▶ _WRITTEN EXERCISE_
Gather every line below where "voters" appears.

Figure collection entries
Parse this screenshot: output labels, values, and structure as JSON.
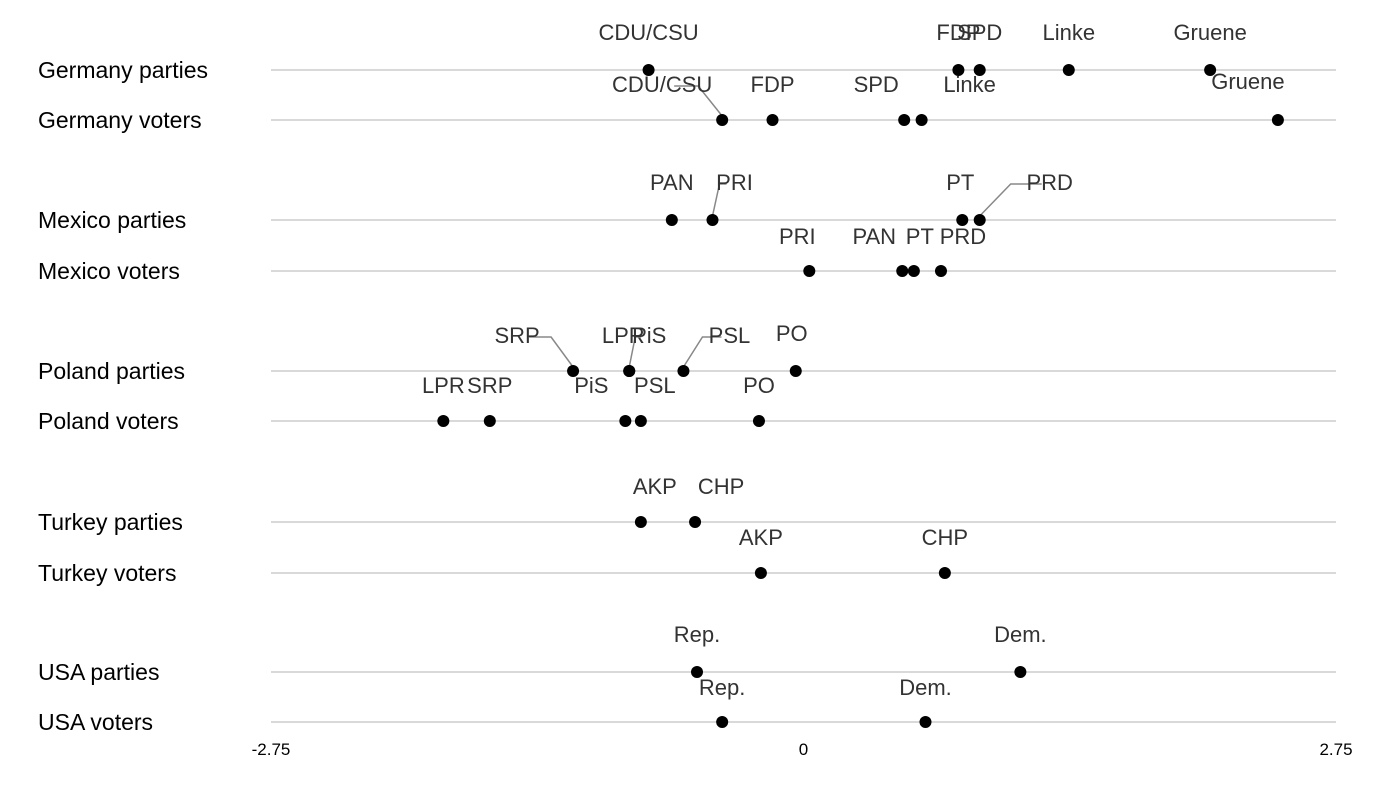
{
  "chart_data": {
    "type": "dot",
    "xlim": [
      -2.75,
      2.75
    ],
    "ticks": [
      {
        "value": -2.75,
        "label": "-2.75"
      },
      {
        "value": 0,
        "label": "0"
      },
      {
        "value": 2.75,
        "label": "2.75"
      }
    ],
    "grid": false,
    "legend": "none",
    "colors": {
      "point": "#000000",
      "line": "#d9d9d9",
      "leader": "#888888"
    },
    "rows": [
      {
        "label": "Germany parties",
        "points": [
          {
            "name": "CDU/CSU",
            "value": -0.8
          },
          {
            "name": "FDP",
            "value": 0.8
          },
          {
            "name": "SPD",
            "value": 0.91
          },
          {
            "name": "Linke",
            "value": 1.37
          },
          {
            "name": "Gruene",
            "value": 2.1
          }
        ]
      },
      {
        "label": "Germany voters",
        "points": [
          {
            "name": "CDU/CSU",
            "value": -0.42
          },
          {
            "name": "FDP",
            "value": -0.16
          },
          {
            "name": "SPD",
            "value": 0.52
          },
          {
            "name": "Linke",
            "value": 0.61
          },
          {
            "name": "Gruene",
            "value": 2.45
          }
        ]
      },
      {
        "label": "Mexico parties",
        "points": [
          {
            "name": "PAN",
            "value": -0.68
          },
          {
            "name": "PRI",
            "value": -0.47
          },
          {
            "name": "PT",
            "value": 0.82
          },
          {
            "name": "PRD",
            "value": 0.91
          }
        ]
      },
      {
        "label": "Mexico voters",
        "points": [
          {
            "name": "PRI",
            "value": 0.03
          },
          {
            "name": "PAN",
            "value": 0.51
          },
          {
            "name": "PT",
            "value": 0.57
          },
          {
            "name": "PRD",
            "value": 0.71
          }
        ]
      },
      {
        "label": "Poland parties",
        "points": [
          {
            "name": "SRP",
            "value": -1.19
          },
          {
            "name": "LPR",
            "value": -0.9
          },
          {
            "name": "PiS",
            "value": -0.9
          },
          {
            "name": "PSL",
            "value": -0.62
          },
          {
            "name": "PO",
            "value": -0.04
          }
        ]
      },
      {
        "label": "Poland voters",
        "points": [
          {
            "name": "LPR",
            "value": -1.86
          },
          {
            "name": "SRP",
            "value": -1.62
          },
          {
            "name": "PiS",
            "value": -0.92
          },
          {
            "name": "PSL",
            "value": -0.84
          },
          {
            "name": "PO",
            "value": -0.23
          }
        ]
      },
      {
        "label": "Turkey parties",
        "points": [
          {
            "name": "AKP",
            "value": -0.84
          },
          {
            "name": "CHP",
            "value": -0.56
          }
        ]
      },
      {
        "label": "Turkey voters",
        "points": [
          {
            "name": "AKP",
            "value": -0.22
          },
          {
            "name": "CHP",
            "value": 0.73
          }
        ]
      },
      {
        "label": "USA parties",
        "points": [
          {
            "name": "Rep.",
            "value": -0.55
          },
          {
            "name": "Dem.",
            "value": 1.12
          }
        ]
      },
      {
        "label": "USA voters",
        "points": [
          {
            "name": "Rep.",
            "value": -0.42
          },
          {
            "name": "Dem.",
            "value": 0.63
          }
        ]
      }
    ]
  }
}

▶ _SOLUTION FOR THIS EXERCISE_
        "label": "Germany voters",
        "label": "Mexico voters",
        "label": "Poland voters",
        "label": "Turkey voters",
        "label": "USA voters",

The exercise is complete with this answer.